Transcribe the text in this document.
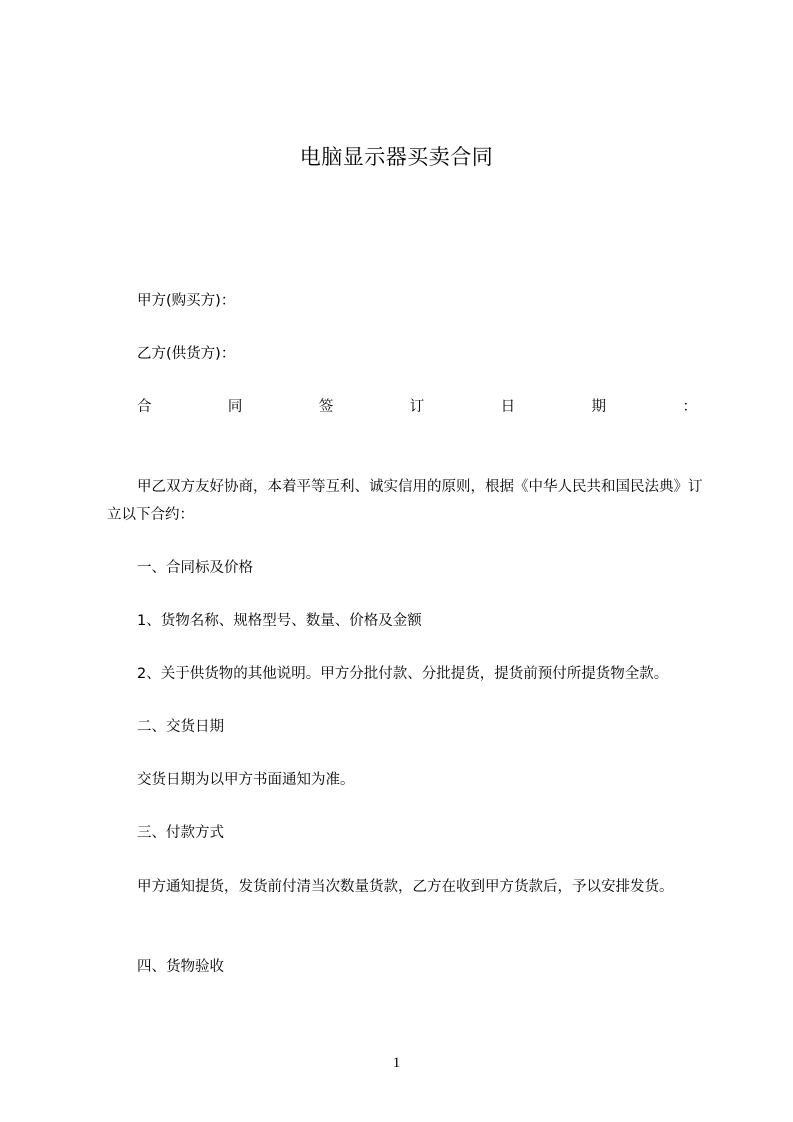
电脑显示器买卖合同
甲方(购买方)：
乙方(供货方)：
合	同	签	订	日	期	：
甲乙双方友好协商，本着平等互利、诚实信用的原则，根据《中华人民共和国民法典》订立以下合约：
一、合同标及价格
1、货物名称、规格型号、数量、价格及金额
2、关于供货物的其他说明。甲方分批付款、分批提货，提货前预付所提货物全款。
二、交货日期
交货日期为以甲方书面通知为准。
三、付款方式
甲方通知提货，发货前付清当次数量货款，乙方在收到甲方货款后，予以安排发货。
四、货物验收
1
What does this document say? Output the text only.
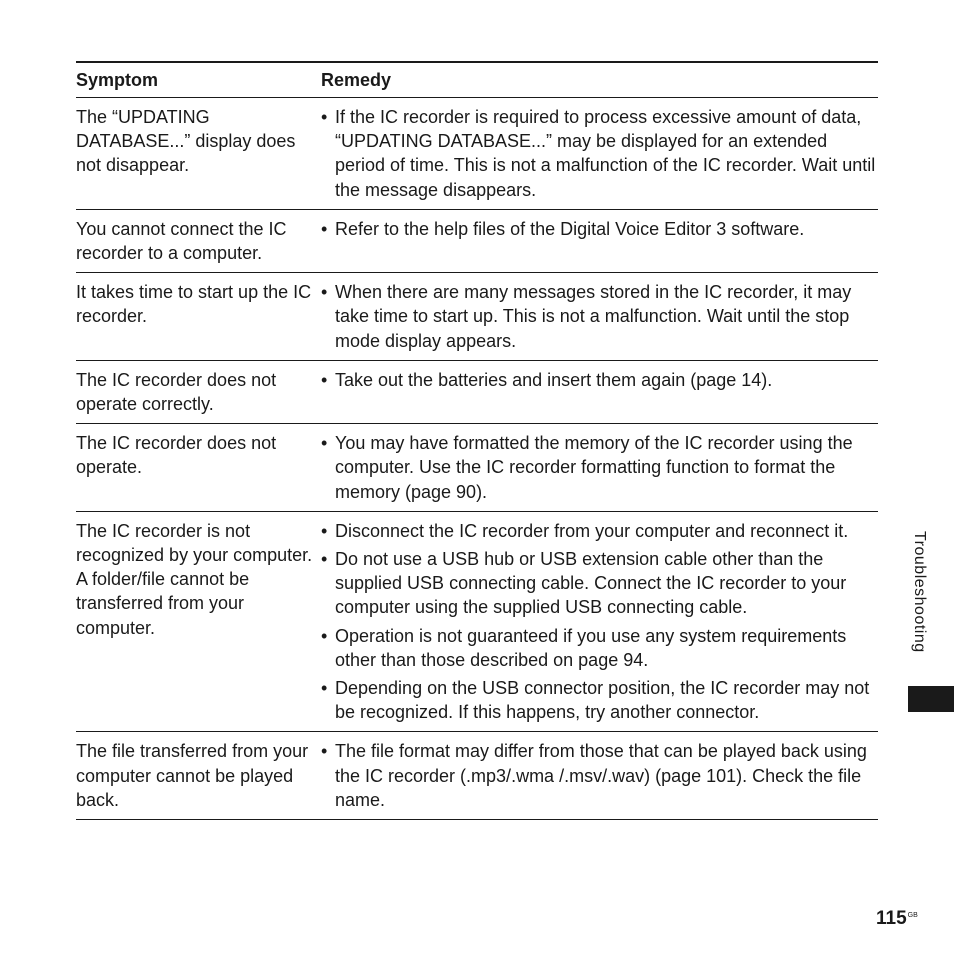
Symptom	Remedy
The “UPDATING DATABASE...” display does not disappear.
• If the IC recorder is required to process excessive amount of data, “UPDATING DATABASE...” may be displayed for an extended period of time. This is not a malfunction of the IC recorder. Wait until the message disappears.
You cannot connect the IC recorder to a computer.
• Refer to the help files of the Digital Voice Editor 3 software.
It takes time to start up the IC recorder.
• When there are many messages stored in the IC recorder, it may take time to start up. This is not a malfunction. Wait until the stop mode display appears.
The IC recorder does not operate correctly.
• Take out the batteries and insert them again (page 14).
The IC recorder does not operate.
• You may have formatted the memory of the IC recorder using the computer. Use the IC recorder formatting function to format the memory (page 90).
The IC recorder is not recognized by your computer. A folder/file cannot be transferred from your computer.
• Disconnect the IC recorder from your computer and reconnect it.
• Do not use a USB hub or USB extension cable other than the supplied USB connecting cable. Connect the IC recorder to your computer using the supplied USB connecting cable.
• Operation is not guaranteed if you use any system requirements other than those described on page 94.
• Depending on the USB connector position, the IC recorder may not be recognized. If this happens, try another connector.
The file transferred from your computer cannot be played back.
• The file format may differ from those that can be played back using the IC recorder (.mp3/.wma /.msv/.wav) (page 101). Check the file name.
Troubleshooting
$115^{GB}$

____

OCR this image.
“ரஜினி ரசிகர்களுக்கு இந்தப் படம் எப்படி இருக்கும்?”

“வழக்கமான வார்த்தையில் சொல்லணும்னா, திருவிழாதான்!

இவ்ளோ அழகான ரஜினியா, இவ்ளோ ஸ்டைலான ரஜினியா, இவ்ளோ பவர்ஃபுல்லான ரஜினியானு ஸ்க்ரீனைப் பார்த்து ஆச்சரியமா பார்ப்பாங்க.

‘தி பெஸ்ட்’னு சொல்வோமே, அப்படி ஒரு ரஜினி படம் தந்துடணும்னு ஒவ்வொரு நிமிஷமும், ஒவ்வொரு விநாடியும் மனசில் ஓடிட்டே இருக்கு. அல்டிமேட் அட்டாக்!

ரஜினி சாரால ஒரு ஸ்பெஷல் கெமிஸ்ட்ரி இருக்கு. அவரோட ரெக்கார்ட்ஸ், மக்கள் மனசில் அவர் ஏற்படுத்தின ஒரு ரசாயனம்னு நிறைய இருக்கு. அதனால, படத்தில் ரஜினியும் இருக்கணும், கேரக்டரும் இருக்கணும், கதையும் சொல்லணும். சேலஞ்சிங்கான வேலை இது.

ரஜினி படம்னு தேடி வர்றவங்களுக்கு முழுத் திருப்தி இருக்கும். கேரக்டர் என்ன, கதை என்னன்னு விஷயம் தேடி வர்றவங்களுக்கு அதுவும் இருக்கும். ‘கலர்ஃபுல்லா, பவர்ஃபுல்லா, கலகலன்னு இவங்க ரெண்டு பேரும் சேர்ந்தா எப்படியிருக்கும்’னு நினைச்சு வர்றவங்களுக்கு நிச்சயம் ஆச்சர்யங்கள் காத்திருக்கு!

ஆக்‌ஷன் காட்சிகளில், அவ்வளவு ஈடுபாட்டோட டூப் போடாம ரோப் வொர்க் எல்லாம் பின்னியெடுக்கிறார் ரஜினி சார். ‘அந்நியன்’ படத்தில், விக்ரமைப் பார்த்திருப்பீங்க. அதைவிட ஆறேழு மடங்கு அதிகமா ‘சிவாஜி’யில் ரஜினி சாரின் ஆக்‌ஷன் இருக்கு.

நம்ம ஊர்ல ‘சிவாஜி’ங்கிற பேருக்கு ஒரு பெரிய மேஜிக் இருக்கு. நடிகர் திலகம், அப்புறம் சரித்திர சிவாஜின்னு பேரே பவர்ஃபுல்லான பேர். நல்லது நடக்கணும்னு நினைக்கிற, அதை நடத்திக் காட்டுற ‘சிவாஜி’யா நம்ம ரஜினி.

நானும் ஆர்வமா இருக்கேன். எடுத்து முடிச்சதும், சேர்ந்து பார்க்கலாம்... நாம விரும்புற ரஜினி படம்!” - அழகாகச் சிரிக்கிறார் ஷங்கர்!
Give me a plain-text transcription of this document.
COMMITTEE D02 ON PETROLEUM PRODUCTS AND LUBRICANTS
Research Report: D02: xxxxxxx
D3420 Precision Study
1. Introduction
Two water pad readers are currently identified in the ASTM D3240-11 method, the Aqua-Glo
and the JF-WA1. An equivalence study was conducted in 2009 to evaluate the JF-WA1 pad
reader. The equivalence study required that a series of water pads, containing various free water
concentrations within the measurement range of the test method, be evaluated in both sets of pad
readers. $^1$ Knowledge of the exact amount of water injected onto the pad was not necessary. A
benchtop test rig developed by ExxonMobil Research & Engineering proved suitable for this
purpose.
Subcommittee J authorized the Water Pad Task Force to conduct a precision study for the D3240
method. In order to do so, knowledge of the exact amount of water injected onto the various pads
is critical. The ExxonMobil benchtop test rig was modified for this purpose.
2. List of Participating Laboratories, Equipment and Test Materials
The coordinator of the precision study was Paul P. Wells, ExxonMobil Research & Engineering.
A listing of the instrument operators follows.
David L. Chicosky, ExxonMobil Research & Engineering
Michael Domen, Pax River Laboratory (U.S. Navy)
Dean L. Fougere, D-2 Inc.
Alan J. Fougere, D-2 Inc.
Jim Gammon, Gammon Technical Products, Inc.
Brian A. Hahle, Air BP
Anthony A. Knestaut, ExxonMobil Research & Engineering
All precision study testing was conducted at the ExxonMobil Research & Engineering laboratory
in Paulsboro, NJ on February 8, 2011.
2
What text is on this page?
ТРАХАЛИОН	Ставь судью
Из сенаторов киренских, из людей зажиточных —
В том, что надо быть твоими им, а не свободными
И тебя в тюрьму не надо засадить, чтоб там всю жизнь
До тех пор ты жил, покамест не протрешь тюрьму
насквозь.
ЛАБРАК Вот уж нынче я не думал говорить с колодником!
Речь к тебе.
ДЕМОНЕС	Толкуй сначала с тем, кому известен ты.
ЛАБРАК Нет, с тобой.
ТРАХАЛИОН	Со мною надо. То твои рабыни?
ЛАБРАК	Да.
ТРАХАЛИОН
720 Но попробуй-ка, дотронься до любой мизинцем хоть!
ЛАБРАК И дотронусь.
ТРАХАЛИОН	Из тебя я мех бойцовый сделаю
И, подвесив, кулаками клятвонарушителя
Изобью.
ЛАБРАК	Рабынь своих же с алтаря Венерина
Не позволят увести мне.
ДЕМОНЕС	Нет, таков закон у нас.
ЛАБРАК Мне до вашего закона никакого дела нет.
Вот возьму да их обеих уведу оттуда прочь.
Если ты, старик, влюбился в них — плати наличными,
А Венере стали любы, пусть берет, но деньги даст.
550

____

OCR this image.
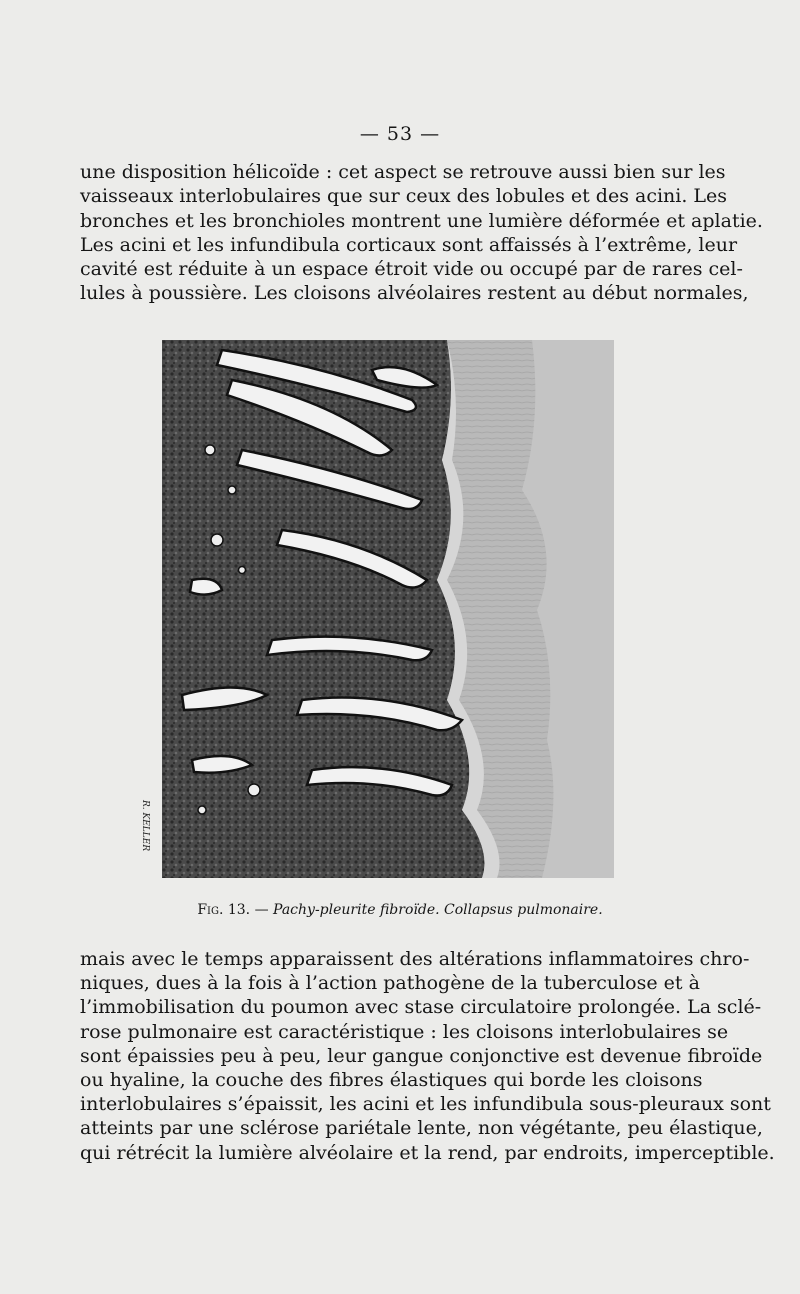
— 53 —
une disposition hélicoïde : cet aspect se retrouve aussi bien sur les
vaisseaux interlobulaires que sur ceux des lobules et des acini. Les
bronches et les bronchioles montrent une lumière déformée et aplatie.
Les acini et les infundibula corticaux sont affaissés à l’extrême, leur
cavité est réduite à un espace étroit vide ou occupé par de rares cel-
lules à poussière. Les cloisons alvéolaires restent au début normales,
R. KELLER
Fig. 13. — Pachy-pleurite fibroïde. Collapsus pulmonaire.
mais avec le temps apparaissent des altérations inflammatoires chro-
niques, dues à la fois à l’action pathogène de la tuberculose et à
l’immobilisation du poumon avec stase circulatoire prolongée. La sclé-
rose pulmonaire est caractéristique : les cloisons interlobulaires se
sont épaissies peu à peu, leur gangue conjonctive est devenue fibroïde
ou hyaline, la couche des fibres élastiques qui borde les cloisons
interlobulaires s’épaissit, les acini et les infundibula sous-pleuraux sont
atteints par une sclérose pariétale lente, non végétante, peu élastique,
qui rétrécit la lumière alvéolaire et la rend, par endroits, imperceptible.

____

### [TASK DESCRIPTION]
From the material, report only how many lines include the word "various".

### [REPLY TO THE EXERCISE]
2